▸ **Given entries**

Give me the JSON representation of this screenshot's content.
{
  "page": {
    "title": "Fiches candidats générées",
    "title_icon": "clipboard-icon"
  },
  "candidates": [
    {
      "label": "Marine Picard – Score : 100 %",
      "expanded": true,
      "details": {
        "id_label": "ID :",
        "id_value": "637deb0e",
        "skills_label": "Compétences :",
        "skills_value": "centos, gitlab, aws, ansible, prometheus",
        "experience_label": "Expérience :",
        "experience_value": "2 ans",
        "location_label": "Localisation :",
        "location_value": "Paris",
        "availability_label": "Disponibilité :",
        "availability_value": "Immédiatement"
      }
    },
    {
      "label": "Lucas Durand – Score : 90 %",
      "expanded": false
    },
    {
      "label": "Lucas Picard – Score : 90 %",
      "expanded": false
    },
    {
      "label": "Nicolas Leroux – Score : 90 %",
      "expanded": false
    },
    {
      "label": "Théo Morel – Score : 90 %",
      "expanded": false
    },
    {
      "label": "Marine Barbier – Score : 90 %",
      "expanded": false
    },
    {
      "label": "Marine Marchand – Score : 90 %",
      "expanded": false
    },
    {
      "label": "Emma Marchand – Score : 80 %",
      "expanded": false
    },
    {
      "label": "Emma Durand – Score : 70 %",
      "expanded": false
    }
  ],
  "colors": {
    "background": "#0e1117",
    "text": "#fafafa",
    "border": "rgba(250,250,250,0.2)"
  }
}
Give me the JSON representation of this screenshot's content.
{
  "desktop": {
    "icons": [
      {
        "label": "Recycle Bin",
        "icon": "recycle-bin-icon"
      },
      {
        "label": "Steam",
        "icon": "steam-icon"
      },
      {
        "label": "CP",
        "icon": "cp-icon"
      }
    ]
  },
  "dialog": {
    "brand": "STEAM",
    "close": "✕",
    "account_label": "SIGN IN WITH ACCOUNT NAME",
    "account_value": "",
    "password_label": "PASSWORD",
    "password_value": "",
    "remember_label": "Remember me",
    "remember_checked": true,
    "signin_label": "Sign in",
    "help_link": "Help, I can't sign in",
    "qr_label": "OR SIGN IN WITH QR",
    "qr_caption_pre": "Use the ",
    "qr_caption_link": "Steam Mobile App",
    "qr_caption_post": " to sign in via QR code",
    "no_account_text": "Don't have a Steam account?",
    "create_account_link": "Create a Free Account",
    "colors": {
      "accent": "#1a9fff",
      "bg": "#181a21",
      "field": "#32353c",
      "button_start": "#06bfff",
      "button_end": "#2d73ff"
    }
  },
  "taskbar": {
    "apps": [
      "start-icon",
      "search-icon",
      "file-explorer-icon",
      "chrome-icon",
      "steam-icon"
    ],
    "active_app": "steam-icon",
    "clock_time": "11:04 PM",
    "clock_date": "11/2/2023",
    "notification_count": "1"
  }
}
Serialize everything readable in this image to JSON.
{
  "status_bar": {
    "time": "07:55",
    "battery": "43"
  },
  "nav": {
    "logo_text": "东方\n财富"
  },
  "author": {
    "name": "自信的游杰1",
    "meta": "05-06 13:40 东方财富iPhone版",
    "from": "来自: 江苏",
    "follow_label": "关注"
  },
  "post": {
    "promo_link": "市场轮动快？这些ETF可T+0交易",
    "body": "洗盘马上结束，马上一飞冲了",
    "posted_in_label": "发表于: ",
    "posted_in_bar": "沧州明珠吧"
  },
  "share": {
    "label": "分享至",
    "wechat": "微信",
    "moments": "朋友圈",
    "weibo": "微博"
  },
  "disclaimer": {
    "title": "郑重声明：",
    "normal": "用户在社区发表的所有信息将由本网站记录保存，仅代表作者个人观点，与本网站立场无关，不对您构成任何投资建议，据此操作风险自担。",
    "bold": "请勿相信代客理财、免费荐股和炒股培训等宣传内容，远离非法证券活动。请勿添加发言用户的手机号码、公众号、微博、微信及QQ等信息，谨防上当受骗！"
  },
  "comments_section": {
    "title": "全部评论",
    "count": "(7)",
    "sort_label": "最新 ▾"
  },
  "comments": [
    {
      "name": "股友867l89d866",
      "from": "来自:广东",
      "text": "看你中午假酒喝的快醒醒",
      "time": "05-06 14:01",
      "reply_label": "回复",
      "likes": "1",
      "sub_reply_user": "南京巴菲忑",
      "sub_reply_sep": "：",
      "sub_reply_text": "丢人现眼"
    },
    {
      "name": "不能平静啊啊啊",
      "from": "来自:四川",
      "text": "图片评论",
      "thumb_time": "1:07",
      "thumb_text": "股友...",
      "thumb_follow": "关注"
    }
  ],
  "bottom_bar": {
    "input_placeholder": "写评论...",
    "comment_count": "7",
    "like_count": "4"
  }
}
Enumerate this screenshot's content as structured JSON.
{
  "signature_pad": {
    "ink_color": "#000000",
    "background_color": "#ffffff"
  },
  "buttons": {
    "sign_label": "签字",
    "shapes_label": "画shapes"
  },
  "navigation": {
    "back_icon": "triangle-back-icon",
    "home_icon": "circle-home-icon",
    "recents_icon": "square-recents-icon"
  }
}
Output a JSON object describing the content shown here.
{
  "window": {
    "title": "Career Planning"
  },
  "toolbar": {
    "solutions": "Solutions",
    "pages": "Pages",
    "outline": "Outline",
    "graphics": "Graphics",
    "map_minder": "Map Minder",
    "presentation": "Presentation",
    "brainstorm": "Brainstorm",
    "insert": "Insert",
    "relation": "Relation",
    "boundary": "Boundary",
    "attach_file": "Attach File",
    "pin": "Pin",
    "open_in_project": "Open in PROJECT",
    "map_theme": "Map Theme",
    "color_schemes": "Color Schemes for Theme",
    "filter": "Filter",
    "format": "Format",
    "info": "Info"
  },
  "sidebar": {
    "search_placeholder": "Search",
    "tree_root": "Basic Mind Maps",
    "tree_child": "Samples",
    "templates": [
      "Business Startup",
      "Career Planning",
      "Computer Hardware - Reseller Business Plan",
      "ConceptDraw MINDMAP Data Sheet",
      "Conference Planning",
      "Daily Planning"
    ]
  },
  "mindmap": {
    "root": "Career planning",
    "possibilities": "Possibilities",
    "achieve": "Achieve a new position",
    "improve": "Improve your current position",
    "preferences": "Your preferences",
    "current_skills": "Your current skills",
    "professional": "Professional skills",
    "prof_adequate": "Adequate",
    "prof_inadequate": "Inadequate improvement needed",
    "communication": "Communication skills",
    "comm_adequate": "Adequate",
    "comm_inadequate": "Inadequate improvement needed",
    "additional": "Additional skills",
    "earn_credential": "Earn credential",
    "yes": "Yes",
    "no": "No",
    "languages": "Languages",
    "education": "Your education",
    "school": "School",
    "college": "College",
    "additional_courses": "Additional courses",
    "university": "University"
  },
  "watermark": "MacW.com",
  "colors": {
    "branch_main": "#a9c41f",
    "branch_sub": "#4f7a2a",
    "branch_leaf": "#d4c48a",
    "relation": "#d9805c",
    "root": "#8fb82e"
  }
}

▸ **What to do**
Return every entry exactly as given.

▸ **Task answer**
Give me the JSON representation of this screenshot's content.
{
  "page": {
    "title": "Fiches candidats générées",
    "title_icon": "clipboard-icon"
  },
  "candidates": [
    {
      "label": "Marine Picard – Score : 100 %",
      "expanded": true,
      "details": {
        "id_label": "ID :",
        "id_value": "637deb0e",
        "skills_label": "Compétences :",
        "skills_value": "centos, gitlab, aws, ansible, prometheus",
        "experience_label": "Expérience :",
        "experience_value": "2 ans",
        "location_label": "Localisation :",
        "location_value": "Paris",
        "availability_label": "Disponibilité :",
        "availability_value": "Immédiatement"
      }
    },
    {
      "label": "Lucas Durand – Score : 90 %",
      "expanded": false
    },
    {
      "label": "Lucas Picard – Score : 90 %",
      "expanded": false
    },
    {
      "label": "Nicolas Leroux – Score : 90 %",
      "expanded": false
    },
    {
      "label": "Théo Morel – Score : 90 %",
      "expanded": false
    },
    {
      "label": "Marine Barbier – Score : 90 %",
      "expanded": false
    },
    {
      "label": "Marine Marchand – Score : 90 %",
      "expanded": false
    },
    {
      "label": "Emma Marchand – Score : 80 %",
      "expanded": false
    },
    {
      "label": "Emma Durand – Score : 70 %",
      "expanded": false
    }
  ],
  "colors": {
    "background": "#0e1117",
    "text": "#fafafa",
    "border": "rgba(250,250,250,0.2)"
  }
}
Give me the JSON representation of this screenshot's content.
{
  "desktop": {
    "icons": [
      {
        "label": "Recycle Bin",
        "icon": "recycle-bin-icon"
      },
      {
        "label": "Steam",
        "icon": "steam-icon"
      },
      {
        "label": "CP",
        "icon": "cp-icon"
      }
    ]
  },
  "dialog": {
    "brand": "STEAM",
    "close": "✕",
    "account_label": "SIGN IN WITH ACCOUNT NAME",
    "account_value": "",
    "password_label": "PASSWORD",
    "password_value": "",
    "remember_label": "Remember me",
    "remember_checked": true,
    "signin_label": "Sign in",
    "help_link": "Help, I can't sign in",
    "qr_label": "OR SIGN IN WITH QR",
    "qr_caption_pre": "Use the ",
    "qr_caption_link": "Steam Mobile App",
    "qr_caption_post": " to sign in via QR code",
    "no_account_text": "Don't have a Steam account?",
    "create_account_link": "Create a Free Account",
    "colors": {
      "accent": "#1a9fff",
      "bg": "#181a21",
      "field": "#32353c",
      "button_start": "#06bfff",
      "button_end": "#2d73ff"
    }
  },
  "taskbar": {
    "apps": [
      "start-icon",
      "search-icon",
      "file-explorer-icon",
      "chrome-icon",
      "steam-icon"
    ],
    "active_app": "steam-icon",
    "clock_time": "11:04 PM",
    "clock_date": "11/2/2023",
    "notification_count": "1"
  }
}
Serialize everything readable in this image to JSON.
{
  "status_bar": {
    "time": "07:55",
    "battery": "43"
  },
  "nav": {
    "logo_text": "东方\n财富"
  },
  "author": {
    "name": "自信的游杰1",
    "meta": "05-06 13:40 东方财富iPhone版",
    "from": "来自: 江苏",
    "follow_label": "关注"
  },
  "post": {
    "promo_link": "市场轮动快？这些ETF可T+0交易",
    "body": "洗盘马上结束，马上一飞冲了",
    "posted_in_label": "发表于: ",
    "posted_in_bar": "沧州明珠吧"
  },
  "share": {
    "label": "分享至",
    "wechat": "微信",
    "moments": "朋友圈",
    "weibo": "微博"
  },
  "disclaimer": {
    "title": "郑重声明：",
    "normal": "用户在社区发表的所有信息将由本网站记录保存，仅代表作者个人观点，与本网站立场无关，不对您构成任何投资建议，据此操作风险自担。",
    "bold": "请勿相信代客理财、免费荐股和炒股培训等宣传内容，远离非法证券活动。请勿添加发言用户的手机号码、公众号、微博、微信及QQ等信息，谨防上当受骗！"
  },
  "comments_section": {
    "title": "全部评论",
    "count": "(7)",
    "sort_label": "最新 ▾"
  },
  "comments": [
    {
      "name": "股友867l89d866",
      "from": "来自:广东",
      "text": "看你中午假酒喝的快醒醒",
      "time": "05-06 14:01",
      "reply_label": "回复",
      "likes": "1",
      "sub_reply_user": "南京巴菲忑",
      "sub_reply_sep": "：",
      "sub_reply_text": "丢人现眼"
    },
    {
      "name": "不能平静啊啊啊",
      "from": "来自:四川",
      "text": "图片评论",
      "thumb_time": "1:07",
      "thumb_text": "股友...",
      "thumb_follow": "关注"
    }
  ],
  "bottom_bar": {
    "input_placeholder": "写评论...",
    "comment_count": "7",
    "like_count": "4"
  }
}
Enumerate this screenshot's content as structured JSON.
{
  "signature_pad": {
    "ink_color": "#000000",
    "background_color": "#ffffff"
  },
  "buttons": {
    "sign_label": "签字",
    "shapes_label": "画shapes"
  },
  "navigation": {
    "back_icon": "triangle-back-icon",
    "home_icon": "circle-home-icon",
    "recents_icon": "square-recents-icon"
  }
}
Output a JSON object describing the content shown here.
{
  "window": {
    "title": "Career Planning"
  },
  "toolbar": {
    "solutions": "Solutions",
    "pages": "Pages",
    "outline": "Outline",
    "graphics": "Graphics",
    "map_minder": "Map Minder",
    "presentation": "Presentation",
    "brainstorm": "Brainstorm",
    "insert": "Insert",
    "relation": "Relation",
    "boundary": "Boundary",
    "attach_file": "Attach File",
    "pin": "Pin",
    "open_in_project": "Open in PROJECT",
    "map_theme": "Map Theme",
    "color_schemes": "Color Schemes for Theme",
    "filter": "Filter",
    "format": "Format",
    "info": "Info"
  },
  "sidebar": {
    "search_placeholder": "Search",
    "tree_root": "Basic Mind Maps",
    "tree_child": "Samples",
    "templates": [
      "Business Startup",
      "Career Planning",
      "Computer Hardware - Reseller Business Plan",
      "ConceptDraw MINDMAP Data Sheet",
      "Conference Planning",
      "Daily Planning"
    ]
  },
  "mindmap": {
    "root": "Career planning",
    "possibilities": "Possibilities",
    "achieve": "Achieve a new position",
    "improve": "Improve your current position",
    "preferences": "Your preferences",
    "current_skills": "Your current skills",
    "professional": "Professional skills",
    "prof_adequate": "Adequate",
    "prof_inadequate": "Inadequate improvement needed",
    "communication": "Communication skills",
    "comm_adequate": "Adequate",
    "comm_inadequate": "Inadequate improvement needed",
    "additional": "Additional skills",
    "earn_credential": "Earn credential",
    "yes": "Yes",
    "no": "No",
    "languages": "Languages",
    "education": "Your education",
    "school": "School",
    "college": "College",
    "additional_courses": "Additional courses",
    "university": "University"
  },
  "watermark": "MacW.com",
  "colors": {
    "branch_main": "#a9c41f",
    "branch_sub": "#4f7a2a",
    "branch_leaf": "#d4c48a",
    "relation": "#d9805c",
    "root": "#8fb82e"
  }
}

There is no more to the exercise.